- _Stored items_
____________________

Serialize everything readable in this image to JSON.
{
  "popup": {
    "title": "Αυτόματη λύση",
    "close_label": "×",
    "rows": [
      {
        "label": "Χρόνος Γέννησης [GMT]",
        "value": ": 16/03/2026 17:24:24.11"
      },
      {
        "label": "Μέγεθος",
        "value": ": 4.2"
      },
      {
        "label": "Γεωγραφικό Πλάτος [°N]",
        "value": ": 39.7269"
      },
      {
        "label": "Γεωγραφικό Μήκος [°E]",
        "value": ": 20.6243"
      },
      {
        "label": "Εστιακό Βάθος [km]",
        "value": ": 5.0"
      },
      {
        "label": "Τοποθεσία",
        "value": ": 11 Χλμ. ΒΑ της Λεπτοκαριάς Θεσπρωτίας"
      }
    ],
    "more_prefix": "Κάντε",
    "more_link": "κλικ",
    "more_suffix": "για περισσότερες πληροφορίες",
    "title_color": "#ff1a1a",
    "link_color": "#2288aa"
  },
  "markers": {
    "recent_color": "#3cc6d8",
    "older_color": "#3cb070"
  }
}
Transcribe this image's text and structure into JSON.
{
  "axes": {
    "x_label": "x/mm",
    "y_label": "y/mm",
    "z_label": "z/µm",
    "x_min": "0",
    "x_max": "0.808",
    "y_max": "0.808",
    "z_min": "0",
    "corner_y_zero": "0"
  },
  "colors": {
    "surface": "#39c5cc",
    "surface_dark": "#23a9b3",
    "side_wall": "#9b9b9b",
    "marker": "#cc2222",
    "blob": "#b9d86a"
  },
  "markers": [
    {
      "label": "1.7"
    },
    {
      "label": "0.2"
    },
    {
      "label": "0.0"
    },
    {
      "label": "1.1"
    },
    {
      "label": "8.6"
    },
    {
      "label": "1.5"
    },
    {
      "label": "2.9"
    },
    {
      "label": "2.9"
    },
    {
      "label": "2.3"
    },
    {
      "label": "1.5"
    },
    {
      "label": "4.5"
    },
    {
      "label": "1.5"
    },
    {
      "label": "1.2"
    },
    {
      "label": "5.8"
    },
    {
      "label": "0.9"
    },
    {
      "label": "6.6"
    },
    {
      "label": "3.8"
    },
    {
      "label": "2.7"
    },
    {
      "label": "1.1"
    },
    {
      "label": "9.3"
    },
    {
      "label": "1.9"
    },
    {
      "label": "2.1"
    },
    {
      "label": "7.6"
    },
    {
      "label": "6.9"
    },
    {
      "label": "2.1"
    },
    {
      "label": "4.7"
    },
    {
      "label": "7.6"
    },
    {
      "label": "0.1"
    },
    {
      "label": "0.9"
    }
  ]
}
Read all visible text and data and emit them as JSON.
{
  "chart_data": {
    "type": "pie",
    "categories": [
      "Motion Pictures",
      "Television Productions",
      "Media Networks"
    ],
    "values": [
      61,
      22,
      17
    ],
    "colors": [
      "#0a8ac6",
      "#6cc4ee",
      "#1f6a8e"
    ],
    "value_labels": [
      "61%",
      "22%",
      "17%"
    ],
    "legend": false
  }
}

____________________

All of the data above should be transcribed exactly.

- _Expected answer_
Serialize everything readable in this image to JSON.
{
  "popup": {
    "title": "Αυτόματη λύση",
    "close_label": "×",
    "rows": [
      {
        "label": "Χρόνος Γέννησης [GMT]",
        "value": ": 16/03/2026 17:24:24.11"
      },
      {
        "label": "Μέγεθος",
        "value": ": 4.2"
      },
      {
        "label": "Γεωγραφικό Πλάτος [°N]",
        "value": ": 39.7269"
      },
      {
        "label": "Γεωγραφικό Μήκος [°E]",
        "value": ": 20.6243"
      },
      {
        "label": "Εστιακό Βάθος [km]",
        "value": ": 5.0"
      },
      {
        "label": "Τοποθεσία",
        "value": ": 11 Χλμ. ΒΑ της Λεπτοκαριάς Θεσπρωτίας"
      }
    ],
    "more_prefix": "Κάντε",
    "more_link": "κλικ",
    "more_suffix": "για περισσότερες πληροφορίες",
    "title_color": "#ff1a1a",
    "link_color": "#2288aa"
  },
  "markers": {
    "recent_color": "#3cc6d8",
    "older_color": "#3cb070"
  }
}
Transcribe this image's text and structure into JSON.
{
  "axes": {
    "x_label": "x/mm",
    "y_label": "y/mm",
    "z_label": "z/µm",
    "x_min": "0",
    "x_max": "0.808",
    "y_max": "0.808",
    "z_min": "0",
    "corner_y_zero": "0"
  },
  "colors": {
    "surface": "#39c5cc",
    "surface_dark": "#23a9b3",
    "side_wall": "#9b9b9b",
    "marker": "#cc2222",
    "blob": "#b9d86a"
  },
  "markers": [
    {
      "label": "1.7"
    },
    {
      "label": "0.2"
    },
    {
      "label": "0.0"
    },
    {
      "label": "1.1"
    },
    {
      "label": "8.6"
    },
    {
      "label": "1.5"
    },
    {
      "label": "2.9"
    },
    {
      "label": "2.9"
    },
    {
      "label": "2.3"
    },
    {
      "label": "1.5"
    },
    {
      "label": "4.5"
    },
    {
      "label": "1.5"
    },
    {
      "label": "1.2"
    },
    {
      "label": "5.8"
    },
    {
      "label": "0.9"
    },
    {
      "label": "6.6"
    },
    {
      "label": "3.8"
    },
    {
      "label": "2.7"
    },
    {
      "label": "1.1"
    },
    {
      "label": "9.3"
    },
    {
      "label": "1.9"
    },
    {
      "label": "2.1"
    },
    {
      "label": "7.6"
    },
    {
      "label": "6.9"
    },
    {
      "label": "2.1"
    },
    {
      "label": "4.7"
    },
    {
      "label": "7.6"
    },
    {
      "label": "0.1"
    },
    {
      "label": "0.9"
    }
  ]
}
Read all visible text and data and emit them as JSON.
{
  "chart_data": {
    "type": "pie",
    "categories": [
      "Motion Pictures",
      "Television Productions",
      "Media Networks"
    ],
    "values": [
      61,
      22,
      17
    ],
    "colors": [
      "#0a8ac6",
      "#6cc4ee",
      "#1f6a8e"
    ],
    "value_labels": [
      "61%",
      "22%",
      "17%"
    ],
    "legend": false
  }
}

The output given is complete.